Stored data.
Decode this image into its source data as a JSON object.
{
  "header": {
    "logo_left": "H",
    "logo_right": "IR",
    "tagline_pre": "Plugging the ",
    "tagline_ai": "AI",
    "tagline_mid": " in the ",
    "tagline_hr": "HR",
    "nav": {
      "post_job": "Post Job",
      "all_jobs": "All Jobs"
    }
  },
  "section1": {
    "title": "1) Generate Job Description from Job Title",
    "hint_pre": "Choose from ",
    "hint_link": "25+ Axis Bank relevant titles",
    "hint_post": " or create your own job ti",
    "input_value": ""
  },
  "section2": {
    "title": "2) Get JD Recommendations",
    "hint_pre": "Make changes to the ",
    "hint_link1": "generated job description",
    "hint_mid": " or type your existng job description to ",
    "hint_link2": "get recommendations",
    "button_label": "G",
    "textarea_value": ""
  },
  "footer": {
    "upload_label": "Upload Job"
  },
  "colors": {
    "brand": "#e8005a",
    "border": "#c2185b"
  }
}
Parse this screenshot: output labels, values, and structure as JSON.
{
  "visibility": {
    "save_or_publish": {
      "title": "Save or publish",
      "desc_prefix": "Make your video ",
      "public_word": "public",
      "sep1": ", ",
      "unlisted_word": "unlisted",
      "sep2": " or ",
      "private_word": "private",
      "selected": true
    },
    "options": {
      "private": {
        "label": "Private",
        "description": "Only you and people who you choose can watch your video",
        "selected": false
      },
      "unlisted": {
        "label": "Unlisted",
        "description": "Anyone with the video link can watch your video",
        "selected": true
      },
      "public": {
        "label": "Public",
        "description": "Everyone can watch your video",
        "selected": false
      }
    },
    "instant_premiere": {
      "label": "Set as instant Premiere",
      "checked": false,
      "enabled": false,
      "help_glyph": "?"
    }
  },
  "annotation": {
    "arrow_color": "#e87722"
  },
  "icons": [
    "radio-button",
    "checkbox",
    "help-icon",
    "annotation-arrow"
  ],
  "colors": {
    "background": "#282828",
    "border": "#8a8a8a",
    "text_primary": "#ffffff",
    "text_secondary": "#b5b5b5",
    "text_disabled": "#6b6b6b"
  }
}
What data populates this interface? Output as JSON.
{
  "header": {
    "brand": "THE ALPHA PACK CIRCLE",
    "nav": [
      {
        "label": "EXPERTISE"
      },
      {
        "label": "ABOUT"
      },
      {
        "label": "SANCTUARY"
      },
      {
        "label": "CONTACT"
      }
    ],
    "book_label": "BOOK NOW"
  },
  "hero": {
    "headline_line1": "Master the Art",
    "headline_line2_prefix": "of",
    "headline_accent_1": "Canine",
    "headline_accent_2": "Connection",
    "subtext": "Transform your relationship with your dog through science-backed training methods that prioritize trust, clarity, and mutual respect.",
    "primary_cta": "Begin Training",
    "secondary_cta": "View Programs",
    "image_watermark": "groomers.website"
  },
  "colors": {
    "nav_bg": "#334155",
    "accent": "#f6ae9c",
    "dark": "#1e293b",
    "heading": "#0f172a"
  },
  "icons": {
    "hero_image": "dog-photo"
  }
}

Set task. Set down the material above again, word for word.

Exercise answer.
Decode this image into its source data as a JSON object.
{
  "header": {
    "logo_left": "H",
    "logo_right": "IR",
    "tagline_pre": "Plugging the ",
    "tagline_ai": "AI",
    "tagline_mid": " in the ",
    "tagline_hr": "HR",
    "nav": {
      "post_job": "Post Job",
      "all_jobs": "All Jobs"
    }
  },
  "section1": {
    "title": "1) Generate Job Description from Job Title",
    "hint_pre": "Choose from ",
    "hint_link": "25+ Axis Bank relevant titles",
    "hint_post": " or create your own job ti",
    "input_value": ""
  },
  "section2": {
    "title": "2) Get JD Recommendations",
    "hint_pre": "Make changes to the ",
    "hint_link1": "generated job description",
    "hint_mid": " or type your existng job description to ",
    "hint_link2": "get recommendations",
    "button_label": "G",
    "textarea_value": ""
  },
  "footer": {
    "upload_label": "Upload Job"
  },
  "colors": {
    "brand": "#e8005a",
    "border": "#c2185b"
  }
}
Parse this screenshot: output labels, values, and structure as JSON.
{
  "visibility": {
    "save_or_publish": {
      "title": "Save or publish",
      "desc_prefix": "Make your video ",
      "public_word": "public",
      "sep1": ", ",
      "unlisted_word": "unlisted",
      "sep2": " or ",
      "private_word": "private",
      "selected": true
    },
    "options": {
      "private": {
        "label": "Private",
        "description": "Only you and people who you choose can watch your video",
        "selected": false
      },
      "unlisted": {
        "label": "Unlisted",
        "description": "Anyone with the video link can watch your video",
        "selected": true
      },
      "public": {
        "label": "Public",
        "description": "Everyone can watch your video",
        "selected": false
      }
    },
    "instant_premiere": {
      "label": "Set as instant Premiere",
      "checked": false,
      "enabled": false,
      "help_glyph": "?"
    }
  },
  "annotation": {
    "arrow_color": "#e87722"
  },
  "icons": [
    "radio-button",
    "checkbox",
    "help-icon",
    "annotation-arrow"
  ],
  "colors": {
    "background": "#282828",
    "border": "#8a8a8a",
    "text_primary": "#ffffff",
    "text_secondary": "#b5b5b5",
    "text_disabled": "#6b6b6b"
  }
}
What data populates this interface? Output as JSON.
{
  "header": {
    "brand": "THE ALPHA PACK CIRCLE",
    "nav": [
      {
        "label": "EXPERTISE"
      },
      {
        "label": "ABOUT"
      },
      {
        "label": "SANCTUARY"
      },
      {
        "label": "CONTACT"
      }
    ],
    "book_label": "BOOK NOW"
  },
  "hero": {
    "headline_line1": "Master the Art",
    "headline_line2_prefix": "of",
    "headline_accent_1": "Canine",
    "headline_accent_2": "Connection",
    "subtext": "Transform your relationship with your dog through science-backed training methods that prioritize trust, clarity, and mutual respect.",
    "primary_cta": "Begin Training",
    "secondary_cta": "View Programs",
    "image_watermark": "groomers.website"
  },
  "colors": {
    "nav_bg": "#334155",
    "accent": "#f6ae9c",
    "dark": "#1e293b",
    "heading": "#0f172a"
  },
  "icons": {
    "hero_image": "dog-photo"
  }
}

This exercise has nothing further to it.